*** Data for this task ***

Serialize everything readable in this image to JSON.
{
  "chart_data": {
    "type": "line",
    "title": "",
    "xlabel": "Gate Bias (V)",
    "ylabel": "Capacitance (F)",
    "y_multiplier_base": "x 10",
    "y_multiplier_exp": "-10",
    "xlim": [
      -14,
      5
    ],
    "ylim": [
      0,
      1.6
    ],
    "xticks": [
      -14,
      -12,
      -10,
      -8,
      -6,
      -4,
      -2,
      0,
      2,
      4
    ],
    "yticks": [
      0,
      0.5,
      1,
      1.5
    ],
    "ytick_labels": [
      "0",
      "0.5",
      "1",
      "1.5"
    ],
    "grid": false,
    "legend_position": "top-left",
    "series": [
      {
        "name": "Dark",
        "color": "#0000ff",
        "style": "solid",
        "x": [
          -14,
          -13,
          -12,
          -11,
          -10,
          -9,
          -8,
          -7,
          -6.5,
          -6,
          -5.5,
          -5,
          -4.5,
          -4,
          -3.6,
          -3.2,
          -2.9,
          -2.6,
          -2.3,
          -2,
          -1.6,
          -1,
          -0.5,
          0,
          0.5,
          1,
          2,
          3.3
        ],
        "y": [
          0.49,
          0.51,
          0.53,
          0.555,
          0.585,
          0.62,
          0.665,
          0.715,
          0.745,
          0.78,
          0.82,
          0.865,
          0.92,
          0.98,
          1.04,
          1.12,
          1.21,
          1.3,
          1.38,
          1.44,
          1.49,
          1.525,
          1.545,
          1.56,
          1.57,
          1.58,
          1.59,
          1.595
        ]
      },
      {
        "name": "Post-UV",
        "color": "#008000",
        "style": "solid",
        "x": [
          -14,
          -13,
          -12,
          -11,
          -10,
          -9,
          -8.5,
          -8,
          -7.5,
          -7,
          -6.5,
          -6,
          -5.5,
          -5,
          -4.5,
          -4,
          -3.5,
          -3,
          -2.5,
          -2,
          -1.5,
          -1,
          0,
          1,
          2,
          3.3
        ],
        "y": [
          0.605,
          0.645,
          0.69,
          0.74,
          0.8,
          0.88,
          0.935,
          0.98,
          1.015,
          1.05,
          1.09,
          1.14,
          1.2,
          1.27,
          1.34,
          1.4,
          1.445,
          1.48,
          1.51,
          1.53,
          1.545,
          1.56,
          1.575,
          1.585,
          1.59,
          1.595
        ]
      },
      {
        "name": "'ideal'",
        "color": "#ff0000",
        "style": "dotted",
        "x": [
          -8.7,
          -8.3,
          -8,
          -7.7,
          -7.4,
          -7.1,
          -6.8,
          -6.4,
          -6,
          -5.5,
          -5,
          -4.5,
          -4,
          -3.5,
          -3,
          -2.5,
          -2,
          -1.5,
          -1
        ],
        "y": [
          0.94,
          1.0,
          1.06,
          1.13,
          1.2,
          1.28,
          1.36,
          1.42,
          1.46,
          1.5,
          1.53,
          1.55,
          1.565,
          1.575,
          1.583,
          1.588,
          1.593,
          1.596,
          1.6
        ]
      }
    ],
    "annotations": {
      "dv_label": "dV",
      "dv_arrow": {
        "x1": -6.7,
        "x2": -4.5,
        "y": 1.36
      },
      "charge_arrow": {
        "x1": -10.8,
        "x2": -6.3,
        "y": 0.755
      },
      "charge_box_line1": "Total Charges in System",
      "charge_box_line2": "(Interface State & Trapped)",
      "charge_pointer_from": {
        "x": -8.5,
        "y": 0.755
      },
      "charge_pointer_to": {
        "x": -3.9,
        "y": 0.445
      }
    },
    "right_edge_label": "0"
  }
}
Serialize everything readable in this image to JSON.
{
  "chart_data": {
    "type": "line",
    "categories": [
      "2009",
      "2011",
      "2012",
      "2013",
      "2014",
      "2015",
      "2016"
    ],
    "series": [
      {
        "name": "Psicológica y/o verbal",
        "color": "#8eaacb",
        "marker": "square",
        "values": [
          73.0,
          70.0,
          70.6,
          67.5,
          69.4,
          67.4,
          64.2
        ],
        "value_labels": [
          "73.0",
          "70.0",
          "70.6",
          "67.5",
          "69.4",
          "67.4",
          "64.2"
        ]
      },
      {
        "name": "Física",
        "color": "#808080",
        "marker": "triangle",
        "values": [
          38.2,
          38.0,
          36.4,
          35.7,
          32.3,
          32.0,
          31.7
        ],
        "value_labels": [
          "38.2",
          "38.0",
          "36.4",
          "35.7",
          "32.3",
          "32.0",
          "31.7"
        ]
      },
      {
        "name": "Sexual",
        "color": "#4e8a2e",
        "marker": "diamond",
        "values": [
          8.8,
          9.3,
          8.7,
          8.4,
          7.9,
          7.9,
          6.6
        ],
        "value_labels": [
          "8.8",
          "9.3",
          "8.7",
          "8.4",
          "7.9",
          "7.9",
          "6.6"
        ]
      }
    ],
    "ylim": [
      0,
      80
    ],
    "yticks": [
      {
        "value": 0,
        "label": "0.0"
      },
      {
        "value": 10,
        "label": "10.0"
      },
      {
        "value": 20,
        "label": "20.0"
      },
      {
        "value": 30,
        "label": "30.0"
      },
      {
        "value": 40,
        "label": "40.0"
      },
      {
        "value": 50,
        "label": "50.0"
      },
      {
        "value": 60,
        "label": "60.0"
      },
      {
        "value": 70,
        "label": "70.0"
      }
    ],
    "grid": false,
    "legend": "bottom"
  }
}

***

> [Written task]
Transcribe every entry word for word.

> [Full output]
Serialize everything readable in this image to JSON.
{
  "chart_data": {
    "type": "line",
    "title": "",
    "xlabel": "Gate Bias (V)",
    "ylabel": "Capacitance (F)",
    "y_multiplier_base": "x 10",
    "y_multiplier_exp": "-10",
    "xlim": [
      -14,
      5
    ],
    "ylim": [
      0,
      1.6
    ],
    "xticks": [
      -14,
      -12,
      -10,
      -8,
      -6,
      -4,
      -2,
      0,
      2,
      4
    ],
    "yticks": [
      0,
      0.5,
      1,
      1.5
    ],
    "ytick_labels": [
      "0",
      "0.5",
      "1",
      "1.5"
    ],
    "grid": false,
    "legend_position": "top-left",
    "series": [
      {
        "name": "Dark",
        "color": "#0000ff",
        "style": "solid",
        "x": [
          -14,
          -13,
          -12,
          -11,
          -10,
          -9,
          -8,
          -7,
          -6.5,
          -6,
          -5.5,
          -5,
          -4.5,
          -4,
          -3.6,
          -3.2,
          -2.9,
          -2.6,
          -2.3,
          -2,
          -1.6,
          -1,
          -0.5,
          0,
          0.5,
          1,
          2,
          3.3
        ],
        "y": [
          0.49,
          0.51,
          0.53,
          0.555,
          0.585,
          0.62,
          0.665,
          0.715,
          0.745,
          0.78,
          0.82,
          0.865,
          0.92,
          0.98,
          1.04,
          1.12,
          1.21,
          1.3,
          1.38,
          1.44,
          1.49,
          1.525,
          1.545,
          1.56,
          1.57,
          1.58,
          1.59,
          1.595
        ]
      },
      {
        "name": "Post-UV",
        "color": "#008000",
        "style": "solid",
        "x": [
          -14,
          -13,
          -12,
          -11,
          -10,
          -9,
          -8.5,
          -8,
          -7.5,
          -7,
          -6.5,
          -6,
          -5.5,
          -5,
          -4.5,
          -4,
          -3.5,
          -3,
          -2.5,
          -2,
          -1.5,
          -1,
          0,
          1,
          2,
          3.3
        ],
        "y": [
          0.605,
          0.645,
          0.69,
          0.74,
          0.8,
          0.88,
          0.935,
          0.98,
          1.015,
          1.05,
          1.09,
          1.14,
          1.2,
          1.27,
          1.34,
          1.4,
          1.445,
          1.48,
          1.51,
          1.53,
          1.545,
          1.56,
          1.575,
          1.585,
          1.59,
          1.595
        ]
      },
      {
        "name": "'ideal'",
        "color": "#ff0000",
        "style": "dotted",
        "x": [
          -8.7,
          -8.3,
          -8,
          -7.7,
          -7.4,
          -7.1,
          -6.8,
          -6.4,
          -6,
          -5.5,
          -5,
          -4.5,
          -4,
          -3.5,
          -3,
          -2.5,
          -2,
          -1.5,
          -1
        ],
        "y": [
          0.94,
          1.0,
          1.06,
          1.13,
          1.2,
          1.28,
          1.36,
          1.42,
          1.46,
          1.5,
          1.53,
          1.55,
          1.565,
          1.575,
          1.583,
          1.588,
          1.593,
          1.596,
          1.6
        ]
      }
    ],
    "annotations": {
      "dv_label": "dV",
      "dv_arrow": {
        "x1": -6.7,
        "x2": -4.5,
        "y": 1.36
      },
      "charge_arrow": {
        "x1": -10.8,
        "x2": -6.3,
        "y": 0.755
      },
      "charge_box_line1": "Total Charges in System",
      "charge_box_line2": "(Interface State & Trapped)",
      "charge_pointer_from": {
        "x": -8.5,
        "y": 0.755
      },
      "charge_pointer_to": {
        "x": -3.9,
        "y": 0.445
      }
    },
    "right_edge_label": "0"
  }
}
Serialize everything readable in this image to JSON.
{
  "chart_data": {
    "type": "line",
    "categories": [
      "2009",
      "2011",
      "2012",
      "2013",
      "2014",
      "2015",
      "2016"
    ],
    "series": [
      {
        "name": "Psicológica y/o verbal",
        "color": "#8eaacb",
        "marker": "square",
        "values": [
          73.0,
          70.0,
          70.6,
          67.5,
          69.4,
          67.4,
          64.2
        ],
        "value_labels": [
          "73.0",
          "70.0",
          "70.6",
          "67.5",
          "69.4",
          "67.4",
          "64.2"
        ]
      },
      {
        "name": "Física",
        "color": "#808080",
        "marker": "triangle",
        "values": [
          38.2,
          38.0,
          36.4,
          35.7,
          32.3,
          32.0,
          31.7
        ],
        "value_labels": [
          "38.2",
          "38.0",
          "36.4",
          "35.7",
          "32.3",
          "32.0",
          "31.7"
        ]
      },
      {
        "name": "Sexual",
        "color": "#4e8a2e",
        "marker": "diamond",
        "values": [
          8.8,
          9.3,
          8.7,
          8.4,
          7.9,
          7.9,
          6.6
        ],
        "value_labels": [
          "8.8",
          "9.3",
          "8.7",
          "8.4",
          "7.9",
          "7.9",
          "6.6"
        ]
      }
    ],
    "ylim": [
      0,
      80
    ],
    "yticks": [
      {
        "value": 0,
        "label": "0.0"
      },
      {
        "value": 10,
        "label": "10.0"
      },
      {
        "value": 20,
        "label": "20.0"
      },
      {
        "value": 30,
        "label": "30.0"
      },
      {
        "value": 40,
        "label": "40.0"
      },
      {
        "value": 50,
        "label": "50.0"
      },
      {
        "value": 60,
        "label": "60.0"
      },
      {
        "value": 70,
        "label": "70.0"
      }
    ],
    "grid": false,
    "legend": "bottom"
  }
}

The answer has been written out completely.